Your goal: Copy every line in the records below that contains the word "Neolithic".
╭─ Input data
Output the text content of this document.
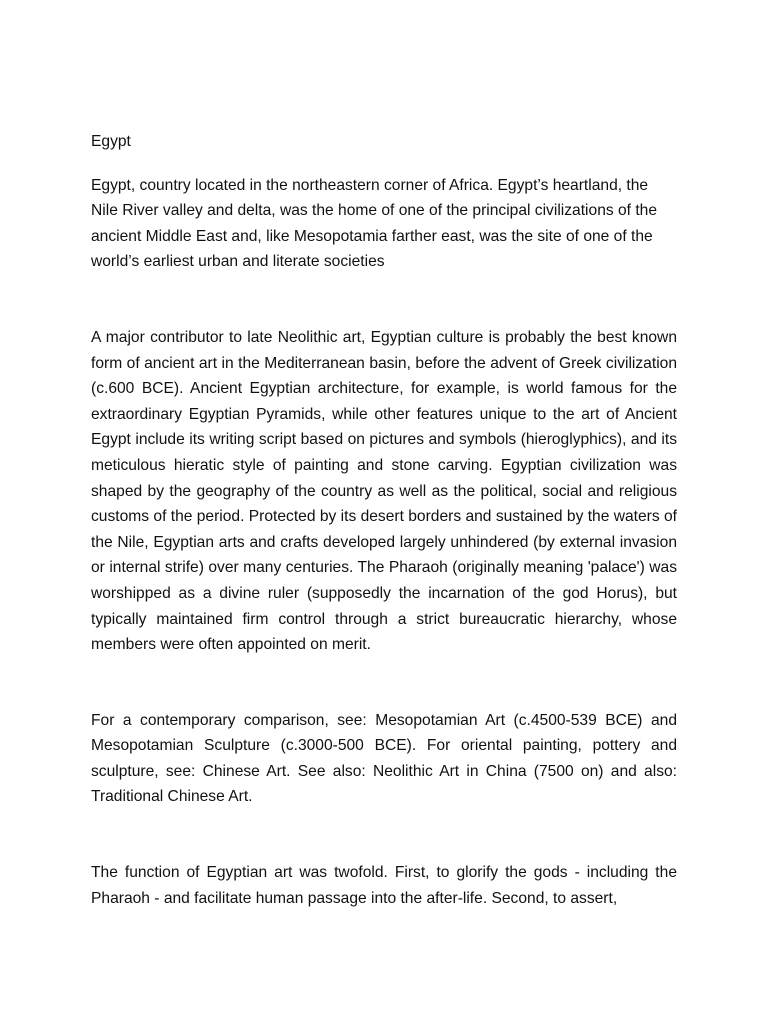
Egypt

Egypt, country located in the northeastern corner of Africa. Egypt’s heartland, the Nile River valley and delta, was the home of one of the principal civilizations of the ancient Middle East and, like Mesopotamia farther east, was the site of one of the world’s earliest urban and literate societies

A major contributor to late Neolithic art, Egyptian culture is probably the best known form of ancient art in the Mediterranean basin, before the advent of Greek civilization (c.600 BCE). Ancient Egyptian architecture, for example, is world famous for the extraordinary Egyptian Pyramids, while other features unique to the art of Ancient Egypt include its writing script based on pictures and symbols (hieroglyphics), and its meticulous hieratic style of painting and stone carving. Egyptian civilization was shaped by the geography of the country as well as the political, social and religious customs of the period. Protected by its desert borders and sustained by the waters of the Nile, Egyptian arts and crafts developed largely unhindered (by external invasion or internal strife) over many centuries. The Pharaoh (originally meaning 'palace') was worshipped as a divine ruler (supposedly the incarnation of the god Horus), but typically maintained firm control through a strict bureaucratic hierarchy, whose members were often appointed on merit.

For a contemporary comparison, see: Mesopotamian Art (c.4500-539 BCE) and Mesopotamian Sculpture (c.3000-500 BCE). For oriental painting, pottery and sculpture, see: Chinese Art. See also: Neolithic Art in China (7500 on) and also: Traditional Chinese Art.

The function of Egyptian art was twofold. First, to glorify the gods - including the Pharaoh - and facilitate human passage into the after-life. Second, to assert,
╰─
Written solution:
A major contributor to late Neolithic art, Egyptian culture is probably the best known form of ancient art in the Mediterranean basin, before the advent of Greek civilization (c.600 BCE). Ancient Egyptian architecture, for example, is world famous for the extraordinary Egyptian Pyramids, while other features unique to the art of Ancient Egypt include its writing script based on pictures and symbols (hieroglyphics), and its meticulous hieratic style of painting and stone carving. Egyptian civilization was shaped by the geography of the country as well as the political, social and religious customs of the period. Protected by its desert borders and sustained by the waters of the Nile, Egyptian arts and crafts developed largely unhindered (by external invasion or internal strife) over many centuries. The Pharaoh (originally meaning 'palace') was worshipped as a divine ruler (supposedly the incarnation of the god Horus), but typically maintained firm control through a strict bureaucratic hierarchy, whose members were often appointed on merit.
For a contemporary comparison, see: Mesopotamian Art (c.4500-539 BCE) and Mesopotamian Sculpture (c.3000-500 BCE). For oriental painting, pottery and sculpture, see: Chinese Art. See also: Neolithic Art in China (7500 on) and also: Traditional Chinese Art.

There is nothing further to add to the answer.